* **Problem statement**:
Pick out every line in the data below that holds "title".
-- start of Given entries --
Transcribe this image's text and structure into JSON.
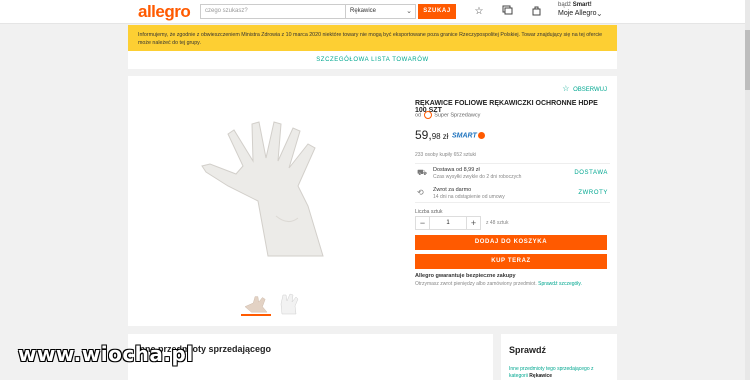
{
  "header": {
    "logo": "allegro",
    "search_placeholder": "czego szukasz?",
    "category": "Rękawice",
    "search_button": "SZUKAJ",
    "smart_prefix": "bądź",
    "smart_label": "Smart!",
    "account": "Moje Allegro"
  },
  "notice": "Informujemy, że zgodnie z obwieszczeniem Ministra Zdrowia z 10 marca 2020 niektóre towary nie mogą być eksportowane poza granice Rzeczypospolitej Polskiej. Towar znajdujący się na tej ofercie może należeć do tej grupy.",
  "list_link": "SZCZEGÓŁOWA LISTA TOWARÓW",
  "product": {
    "observe": "OBSERWUJ",
    "title": "RĘKAWICE FOLIOWE RĘKAWICZKI OCHRONNE HDPE 100 SZT",
    "seller_prefix": "od",
    "seller": "Super Sprzedawcy",
    "price_int": "59,",
    "price_dec": "98 zł",
    "smart": "SMART",
    "sold": "233 osoby kupiły 652 sztuki",
    "delivery_main": "Dostawa od 8,99 zł",
    "delivery_sub": "Czas wysyłki zwykle do 2 dni roboczych",
    "delivery_link": "DOSTAWA",
    "returns_main": "Zwrot za darmo",
    "returns_sub": "14 dni na odstąpienie od umowy",
    "returns_link": "ZWROTY",
    "qty_label": "Liczba sztuk",
    "qty_value": "1",
    "qty_of": "z 48 sztuk",
    "add_to_cart": "DODAJ DO KOSZYKA",
    "buy_now": "KUP TERAZ",
    "guarantee": "Allegro gwarantuje bezpieczne zakupy",
    "refund": "Otrzymasz zwrot pieniędzy albo zamówiony przedmiot.",
    "refund_link": "Sprawdź szczegóły."
  },
  "other": {
    "title": "Inne przedmioty sprzedającego"
  },
  "check": {
    "title": "Sprawdź",
    "text": "Inne przedmioty tego sprzedającego z kategorii",
    "category": "Rękawice"
  },
  "watermark": "www.wiocha.pl"
}
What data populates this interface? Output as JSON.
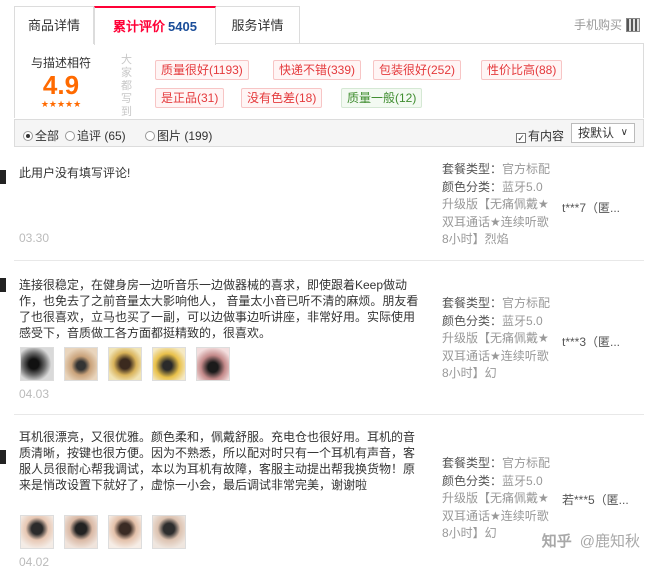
-- end of Given entries --
* **Result below**:
    "title": "RĘKAWICE FOLIOWE RĘKAWICZKI OCHRONNE HDPE 100 SZT",
    "title": "Inne przedmioty sprzedającego"
    "title": "Sprawdź",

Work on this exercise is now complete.